## Written request
Find the lines with "this" in them and copy them out.
[Start Dataset rows]
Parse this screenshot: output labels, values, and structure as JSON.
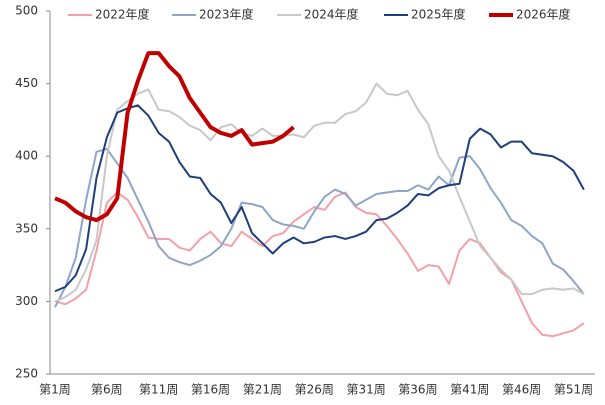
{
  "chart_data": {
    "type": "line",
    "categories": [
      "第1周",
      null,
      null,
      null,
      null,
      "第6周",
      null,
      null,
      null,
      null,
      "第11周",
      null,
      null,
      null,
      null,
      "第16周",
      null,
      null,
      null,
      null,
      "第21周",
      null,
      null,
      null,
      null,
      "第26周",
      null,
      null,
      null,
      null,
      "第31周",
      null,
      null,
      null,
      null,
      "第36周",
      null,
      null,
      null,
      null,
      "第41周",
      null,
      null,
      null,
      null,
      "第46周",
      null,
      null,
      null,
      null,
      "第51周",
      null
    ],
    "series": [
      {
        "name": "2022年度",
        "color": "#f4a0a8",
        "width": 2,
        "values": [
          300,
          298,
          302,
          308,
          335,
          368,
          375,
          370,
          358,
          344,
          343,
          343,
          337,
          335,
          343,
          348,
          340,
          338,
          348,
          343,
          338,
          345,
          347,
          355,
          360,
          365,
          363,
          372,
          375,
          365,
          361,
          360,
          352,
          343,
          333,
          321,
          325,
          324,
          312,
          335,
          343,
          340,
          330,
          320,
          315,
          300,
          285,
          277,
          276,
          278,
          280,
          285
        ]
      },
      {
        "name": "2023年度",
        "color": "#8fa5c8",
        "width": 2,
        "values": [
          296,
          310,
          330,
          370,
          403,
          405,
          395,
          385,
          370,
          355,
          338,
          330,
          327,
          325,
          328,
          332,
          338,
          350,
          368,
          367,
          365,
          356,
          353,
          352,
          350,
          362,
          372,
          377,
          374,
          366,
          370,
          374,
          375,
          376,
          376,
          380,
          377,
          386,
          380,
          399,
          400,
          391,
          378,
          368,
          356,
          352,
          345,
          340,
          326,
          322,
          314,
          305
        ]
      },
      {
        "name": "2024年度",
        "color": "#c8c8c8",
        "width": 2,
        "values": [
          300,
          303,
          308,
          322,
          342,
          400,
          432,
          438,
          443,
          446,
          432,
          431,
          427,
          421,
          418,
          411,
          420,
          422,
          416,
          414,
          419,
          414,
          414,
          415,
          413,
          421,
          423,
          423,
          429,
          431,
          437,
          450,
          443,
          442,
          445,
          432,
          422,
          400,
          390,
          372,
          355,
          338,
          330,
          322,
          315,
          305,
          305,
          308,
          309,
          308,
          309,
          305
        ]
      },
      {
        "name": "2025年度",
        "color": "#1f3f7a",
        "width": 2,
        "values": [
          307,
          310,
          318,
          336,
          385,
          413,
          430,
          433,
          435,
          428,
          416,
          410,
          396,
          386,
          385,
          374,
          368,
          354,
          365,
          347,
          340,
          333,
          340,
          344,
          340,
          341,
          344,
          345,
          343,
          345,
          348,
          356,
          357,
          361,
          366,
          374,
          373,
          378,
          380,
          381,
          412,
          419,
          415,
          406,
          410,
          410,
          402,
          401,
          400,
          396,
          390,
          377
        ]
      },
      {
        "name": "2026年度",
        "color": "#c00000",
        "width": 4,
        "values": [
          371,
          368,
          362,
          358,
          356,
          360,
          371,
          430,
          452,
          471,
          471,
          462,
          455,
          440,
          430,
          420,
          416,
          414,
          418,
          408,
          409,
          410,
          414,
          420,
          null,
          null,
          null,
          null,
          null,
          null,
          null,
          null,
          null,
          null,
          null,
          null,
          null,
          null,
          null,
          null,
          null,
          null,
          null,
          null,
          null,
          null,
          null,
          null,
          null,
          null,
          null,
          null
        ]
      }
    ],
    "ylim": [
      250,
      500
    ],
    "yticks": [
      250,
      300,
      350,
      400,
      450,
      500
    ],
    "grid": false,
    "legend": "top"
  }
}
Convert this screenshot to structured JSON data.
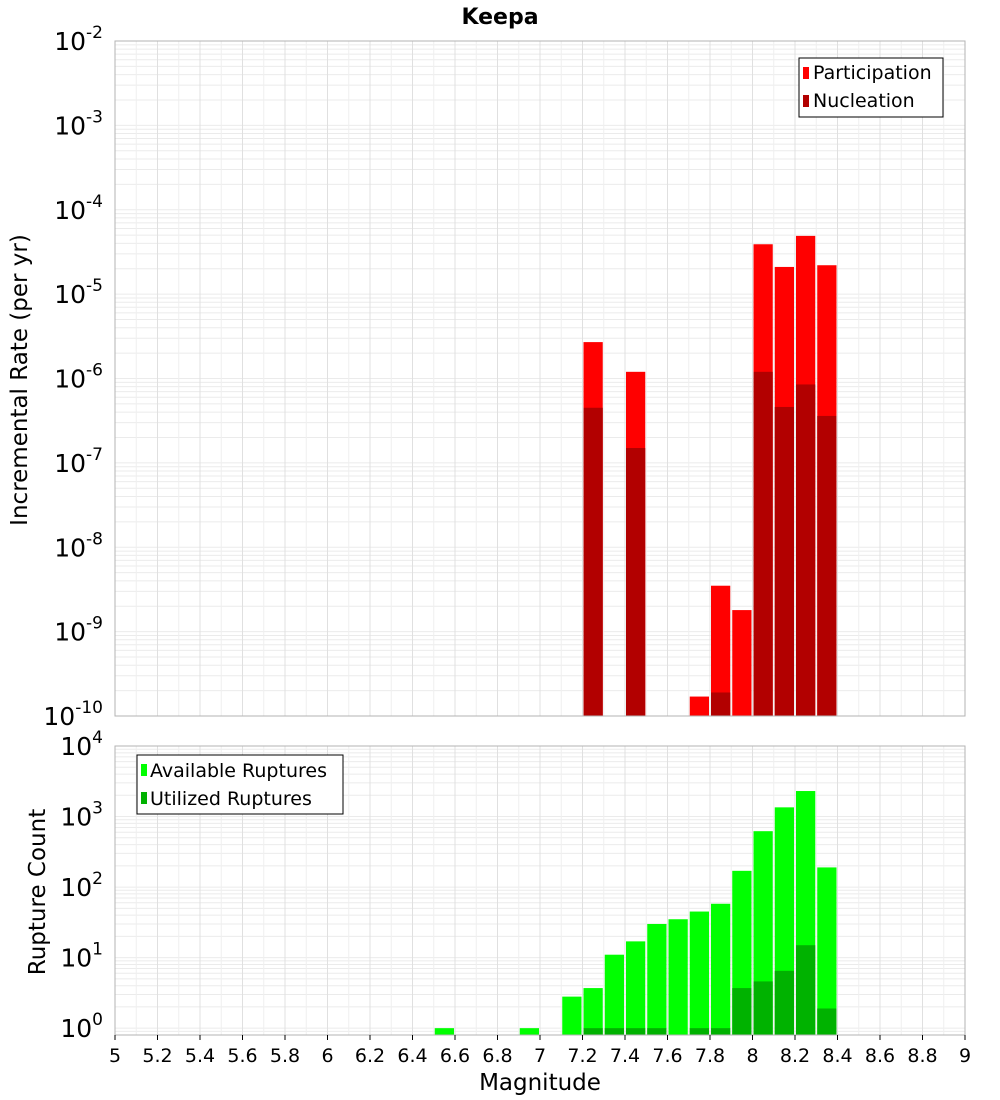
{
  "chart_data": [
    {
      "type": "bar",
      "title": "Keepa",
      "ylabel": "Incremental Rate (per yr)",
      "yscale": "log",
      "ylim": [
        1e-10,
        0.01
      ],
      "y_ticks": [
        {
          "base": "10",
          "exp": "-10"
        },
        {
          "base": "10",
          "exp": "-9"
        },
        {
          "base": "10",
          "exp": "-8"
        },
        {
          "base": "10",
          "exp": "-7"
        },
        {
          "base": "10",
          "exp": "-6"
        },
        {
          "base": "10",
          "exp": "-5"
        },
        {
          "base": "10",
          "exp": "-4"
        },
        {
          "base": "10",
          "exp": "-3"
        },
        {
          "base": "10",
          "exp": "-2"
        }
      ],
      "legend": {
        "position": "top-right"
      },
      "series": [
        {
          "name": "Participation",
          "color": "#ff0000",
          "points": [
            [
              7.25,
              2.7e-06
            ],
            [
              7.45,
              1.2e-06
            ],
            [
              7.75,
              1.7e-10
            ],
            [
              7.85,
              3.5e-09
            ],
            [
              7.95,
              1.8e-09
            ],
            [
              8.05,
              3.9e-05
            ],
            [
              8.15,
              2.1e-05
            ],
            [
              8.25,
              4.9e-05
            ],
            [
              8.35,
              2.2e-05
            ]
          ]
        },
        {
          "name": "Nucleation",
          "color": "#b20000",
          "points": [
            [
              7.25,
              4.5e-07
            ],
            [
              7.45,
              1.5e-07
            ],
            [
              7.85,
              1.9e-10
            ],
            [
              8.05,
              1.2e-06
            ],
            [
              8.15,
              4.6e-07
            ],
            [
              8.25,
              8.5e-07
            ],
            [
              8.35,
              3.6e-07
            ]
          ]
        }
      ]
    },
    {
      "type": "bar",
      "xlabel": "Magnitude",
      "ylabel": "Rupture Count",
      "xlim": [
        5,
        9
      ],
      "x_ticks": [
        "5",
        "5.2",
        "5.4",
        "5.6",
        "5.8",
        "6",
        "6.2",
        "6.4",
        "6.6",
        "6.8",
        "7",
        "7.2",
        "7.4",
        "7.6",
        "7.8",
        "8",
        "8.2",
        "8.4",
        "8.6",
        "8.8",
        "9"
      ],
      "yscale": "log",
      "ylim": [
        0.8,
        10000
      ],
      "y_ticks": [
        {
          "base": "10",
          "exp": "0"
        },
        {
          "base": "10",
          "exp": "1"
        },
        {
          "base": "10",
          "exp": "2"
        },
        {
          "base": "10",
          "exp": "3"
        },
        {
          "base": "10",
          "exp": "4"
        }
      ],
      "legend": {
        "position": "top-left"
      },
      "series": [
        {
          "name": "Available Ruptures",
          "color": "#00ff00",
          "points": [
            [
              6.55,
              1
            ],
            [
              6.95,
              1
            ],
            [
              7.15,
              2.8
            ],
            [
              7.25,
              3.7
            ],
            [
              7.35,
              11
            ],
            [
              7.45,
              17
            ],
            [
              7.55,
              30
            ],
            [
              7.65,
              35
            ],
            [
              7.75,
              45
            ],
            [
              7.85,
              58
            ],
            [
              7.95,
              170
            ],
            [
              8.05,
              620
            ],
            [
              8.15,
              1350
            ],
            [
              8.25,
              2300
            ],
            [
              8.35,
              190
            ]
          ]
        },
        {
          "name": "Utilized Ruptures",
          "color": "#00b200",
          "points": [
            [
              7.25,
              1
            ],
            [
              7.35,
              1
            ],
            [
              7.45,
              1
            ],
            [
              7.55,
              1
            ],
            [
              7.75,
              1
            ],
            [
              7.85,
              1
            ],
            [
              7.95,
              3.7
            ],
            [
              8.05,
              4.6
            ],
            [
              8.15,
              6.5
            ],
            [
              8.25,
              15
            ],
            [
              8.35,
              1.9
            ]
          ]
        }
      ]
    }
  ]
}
[End Dataset rows]
## Exercise output
Parse this screenshot: output labels, values, and structure as JSON.
Convert this screenshot to structured JSON data.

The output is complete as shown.